* _Data_:

+ + + +

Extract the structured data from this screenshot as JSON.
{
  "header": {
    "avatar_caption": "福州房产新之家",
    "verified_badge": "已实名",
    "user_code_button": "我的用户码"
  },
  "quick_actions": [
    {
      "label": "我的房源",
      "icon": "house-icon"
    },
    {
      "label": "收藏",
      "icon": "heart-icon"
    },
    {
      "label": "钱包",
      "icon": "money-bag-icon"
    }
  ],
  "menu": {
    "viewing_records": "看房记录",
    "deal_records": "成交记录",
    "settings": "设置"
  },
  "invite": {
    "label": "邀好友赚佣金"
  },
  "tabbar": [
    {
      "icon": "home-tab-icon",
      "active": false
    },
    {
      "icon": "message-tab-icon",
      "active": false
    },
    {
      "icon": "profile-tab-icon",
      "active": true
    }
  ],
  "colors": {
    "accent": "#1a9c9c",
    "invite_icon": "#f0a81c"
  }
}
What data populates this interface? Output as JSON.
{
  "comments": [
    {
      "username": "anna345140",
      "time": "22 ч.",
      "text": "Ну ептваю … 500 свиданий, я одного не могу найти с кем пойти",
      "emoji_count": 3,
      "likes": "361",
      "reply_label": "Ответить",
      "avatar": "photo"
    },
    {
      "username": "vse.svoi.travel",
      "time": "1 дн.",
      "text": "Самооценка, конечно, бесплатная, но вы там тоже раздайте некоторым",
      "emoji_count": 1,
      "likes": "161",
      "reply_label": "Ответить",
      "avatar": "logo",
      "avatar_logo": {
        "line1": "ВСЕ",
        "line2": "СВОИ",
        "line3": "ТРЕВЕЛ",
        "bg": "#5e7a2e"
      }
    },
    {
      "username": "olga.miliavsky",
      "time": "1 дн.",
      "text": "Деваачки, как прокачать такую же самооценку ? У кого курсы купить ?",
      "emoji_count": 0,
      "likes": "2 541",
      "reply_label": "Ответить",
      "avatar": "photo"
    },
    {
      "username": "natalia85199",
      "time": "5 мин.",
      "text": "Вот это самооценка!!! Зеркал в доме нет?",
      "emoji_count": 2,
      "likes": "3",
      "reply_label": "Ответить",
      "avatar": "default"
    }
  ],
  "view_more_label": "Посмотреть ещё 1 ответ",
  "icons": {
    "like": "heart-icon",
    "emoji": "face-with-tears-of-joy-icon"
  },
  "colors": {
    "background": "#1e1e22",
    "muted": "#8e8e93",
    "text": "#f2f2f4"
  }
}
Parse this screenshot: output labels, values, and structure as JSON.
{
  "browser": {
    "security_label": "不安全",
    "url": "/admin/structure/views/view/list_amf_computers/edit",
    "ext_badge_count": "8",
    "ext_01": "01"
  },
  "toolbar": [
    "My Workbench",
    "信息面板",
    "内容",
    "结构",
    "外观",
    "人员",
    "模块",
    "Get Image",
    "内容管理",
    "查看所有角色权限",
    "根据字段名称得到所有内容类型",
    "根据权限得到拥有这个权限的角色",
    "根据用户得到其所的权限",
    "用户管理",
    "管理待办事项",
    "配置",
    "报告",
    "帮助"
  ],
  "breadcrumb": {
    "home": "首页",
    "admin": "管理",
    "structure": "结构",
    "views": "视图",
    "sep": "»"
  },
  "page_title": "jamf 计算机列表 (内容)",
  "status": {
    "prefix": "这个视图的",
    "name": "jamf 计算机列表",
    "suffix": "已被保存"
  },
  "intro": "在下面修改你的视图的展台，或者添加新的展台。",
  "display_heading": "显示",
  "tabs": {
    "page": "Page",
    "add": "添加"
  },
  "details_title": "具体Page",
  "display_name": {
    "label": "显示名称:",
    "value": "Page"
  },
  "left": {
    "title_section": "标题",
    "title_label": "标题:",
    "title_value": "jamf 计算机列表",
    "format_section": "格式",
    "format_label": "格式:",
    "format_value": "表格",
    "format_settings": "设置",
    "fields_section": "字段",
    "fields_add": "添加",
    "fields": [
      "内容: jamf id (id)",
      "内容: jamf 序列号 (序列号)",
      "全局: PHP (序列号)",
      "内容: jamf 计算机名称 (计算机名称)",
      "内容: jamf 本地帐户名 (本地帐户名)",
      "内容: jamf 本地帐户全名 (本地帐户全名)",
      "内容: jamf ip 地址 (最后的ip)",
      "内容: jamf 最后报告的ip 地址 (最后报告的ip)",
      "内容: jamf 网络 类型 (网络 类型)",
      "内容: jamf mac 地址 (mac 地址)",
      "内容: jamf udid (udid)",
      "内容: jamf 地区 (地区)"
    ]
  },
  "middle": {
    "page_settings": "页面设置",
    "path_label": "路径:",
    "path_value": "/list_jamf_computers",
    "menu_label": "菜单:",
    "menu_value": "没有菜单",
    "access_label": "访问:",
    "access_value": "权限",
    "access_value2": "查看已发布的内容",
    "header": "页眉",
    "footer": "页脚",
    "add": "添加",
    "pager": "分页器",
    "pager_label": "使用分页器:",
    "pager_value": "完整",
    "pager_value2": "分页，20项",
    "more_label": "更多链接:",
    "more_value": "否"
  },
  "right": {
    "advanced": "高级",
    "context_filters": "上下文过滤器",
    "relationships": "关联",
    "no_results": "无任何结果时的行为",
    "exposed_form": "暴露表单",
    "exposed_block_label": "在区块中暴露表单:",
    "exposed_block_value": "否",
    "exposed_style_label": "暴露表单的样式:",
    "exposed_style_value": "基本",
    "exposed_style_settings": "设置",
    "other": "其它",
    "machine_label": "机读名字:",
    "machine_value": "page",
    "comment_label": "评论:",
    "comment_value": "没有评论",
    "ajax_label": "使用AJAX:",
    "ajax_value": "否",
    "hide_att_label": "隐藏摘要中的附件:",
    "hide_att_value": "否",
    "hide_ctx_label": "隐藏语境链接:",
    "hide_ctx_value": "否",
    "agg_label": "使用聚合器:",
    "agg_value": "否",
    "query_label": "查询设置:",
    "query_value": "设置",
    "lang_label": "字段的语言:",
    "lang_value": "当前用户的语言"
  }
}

+ + + +

* _Required work_:
Take the lines above and retype all of them exactly.

* _Written solution_:
Extract the structured data from this screenshot as JSON.
{
  "header": {
    "avatar_caption": "福州房产新之家",
    "verified_badge": "已实名",
    "user_code_button": "我的用户码"
  },
  "quick_actions": [
    {
      "label": "我的房源",
      "icon": "house-icon"
    },
    {
      "label": "收藏",
      "icon": "heart-icon"
    },
    {
      "label": "钱包",
      "icon": "money-bag-icon"
    }
  ],
  "menu": {
    "viewing_records": "看房记录",
    "deal_records": "成交记录",
    "settings": "设置"
  },
  "invite": {
    "label": "邀好友赚佣金"
  },
  "tabbar": [
    {
      "icon": "home-tab-icon",
      "active": false
    },
    {
      "icon": "message-tab-icon",
      "active": false
    },
    {
      "icon": "profile-tab-icon",
      "active": true
    }
  ],
  "colors": {
    "accent": "#1a9c9c",
    "invite_icon": "#f0a81c"
  }
}
What data populates this interface? Output as JSON.
{
  "comments": [
    {
      "username": "anna345140",
      "time": "22 ч.",
      "text": "Ну ептваю … 500 свиданий, я одного не могу найти с кем пойти",
      "emoji_count": 3,
      "likes": "361",
      "reply_label": "Ответить",
      "avatar": "photo"
    },
    {
      "username": "vse.svoi.travel",
      "time": "1 дн.",
      "text": "Самооценка, конечно, бесплатная, но вы там тоже раздайте некоторым",
      "emoji_count": 1,
      "likes": "161",
      "reply_label": "Ответить",
      "avatar": "logo",
      "avatar_logo": {
        "line1": "ВСЕ",
        "line2": "СВОИ",
        "line3": "ТРЕВЕЛ",
        "bg": "#5e7a2e"
      }
    },
    {
      "username": "olga.miliavsky",
      "time": "1 дн.",
      "text": "Деваачки, как прокачать такую же самооценку ? У кого курсы купить ?",
      "emoji_count": 0,
      "likes": "2 541",
      "reply_label": "Ответить",
      "avatar": "photo"
    },
    {
      "username": "natalia85199",
      "time": "5 мин.",
      "text": "Вот это самооценка!!! Зеркал в доме нет?",
      "emoji_count": 2,
      "likes": "3",
      "reply_label": "Ответить",
      "avatar": "default"
    }
  ],
  "view_more_label": "Посмотреть ещё 1 ответ",
  "icons": {
    "like": "heart-icon",
    "emoji": "face-with-tears-of-joy-icon"
  },
  "colors": {
    "background": "#1e1e22",
    "muted": "#8e8e93",
    "text": "#f2f2f4"
  }
}
Parse this screenshot: output labels, values, and structure as JSON.
{
  "browser": {
    "security_label": "不安全",
    "url": "/admin/structure/views/view/list_amf_computers/edit",
    "ext_badge_count": "8",
    "ext_01": "01"
  },
  "toolbar": [
    "My Workbench",
    "信息面板",
    "内容",
    "结构",
    "外观",
    "人员",
    "模块",
    "Get Image",
    "内容管理",
    "查看所有角色权限",
    "根据字段名称得到所有内容类型",
    "根据权限得到拥有这个权限的角色",
    "根据用户得到其所的权限",
    "用户管理",
    "管理待办事项",
    "配置",
    "报告",
    "帮助"
  ],
  "breadcrumb": {
    "home": "首页",
    "admin": "管理",
    "structure": "结构",
    "views": "视图",
    "sep": "»"
  },
  "page_title": "jamf 计算机列表 (内容)",
  "status": {
    "prefix": "这个视图的",
    "name": "jamf 计算机列表",
    "suffix": "已被保存"
  },
  "intro": "在下面修改你的视图的展台，或者添加新的展台。",
  "display_heading": "显示",
  "tabs": {
    "page": "Page",
    "add": "添加"
  },
  "details_title": "具体Page",
  "display_name": {
    "label": "显示名称:",
    "value": "Page"
  },
  "left": {
    "title_section": "标题",
    "title_label": "标题:",
    "title_value": "jamf 计算机列表",
    "format_section": "格式",
    "format_label": "格式:",
    "format_value": "表格",
    "format_settings": "设置",
    "fields_section": "字段",
    "fields_add": "添加",
    "fields": [
      "内容: jamf id (id)",
      "内容: jamf 序列号 (序列号)",
      "全局: PHP (序列号)",
      "内容: jamf 计算机名称 (计算机名称)",
      "内容: jamf 本地帐户名 (本地帐户名)",
      "内容: jamf 本地帐户全名 (本地帐户全名)",
      "内容: jamf ip 地址 (最后的ip)",
      "内容: jamf 最后报告的ip 地址 (最后报告的ip)",
      "内容: jamf 网络 类型 (网络 类型)",
      "内容: jamf mac 地址 (mac 地址)",
      "内容: jamf udid (udid)",
      "内容: jamf 地区 (地区)"
    ]
  },
  "middle": {
    "page_settings": "页面设置",
    "path_label": "路径:",
    "path_value": "/list_jamf_computers",
    "menu_label": "菜单:",
    "menu_value": "没有菜单",
    "access_label": "访问:",
    "access_value": "权限",
    "access_value2": "查看已发布的内容",
    "header": "页眉",
    "footer": "页脚",
    "add": "添加",
    "pager": "分页器",
    "pager_label": "使用分页器:",
    "pager_value": "完整",
    "pager_value2": "分页，20项",
    "more_label": "更多链接:",
    "more_value": "否"
  },
  "right": {
    "advanced": "高级",
    "context_filters": "上下文过滤器",
    "relationships": "关联",
    "no_results": "无任何结果时的行为",
    "exposed_form": "暴露表单",
    "exposed_block_label": "在区块中暴露表单:",
    "exposed_block_value": "否",
    "exposed_style_label": "暴露表单的样式:",
    "exposed_style_value": "基本",
    "exposed_style_settings": "设置",
    "other": "其它",
    "machine_label": "机读名字:",
    "machine_value": "page",
    "comment_label": "评论:",
    "comment_value": "没有评论",
    "ajax_label": "使用AJAX:",
    "ajax_value": "否",
    "hide_att_label": "隐藏摘要中的附件:",
    "hide_att_value": "否",
    "hide_ctx_label": "隐藏语境链接:",
    "hide_ctx_value": "否",
    "agg_label": "使用聚合器:",
    "agg_value": "否",
    "query_label": "查询设置:",
    "query_value": "设置",
    "lang_label": "字段的语言:",
    "lang_value": "当前用户的语言"
  }
}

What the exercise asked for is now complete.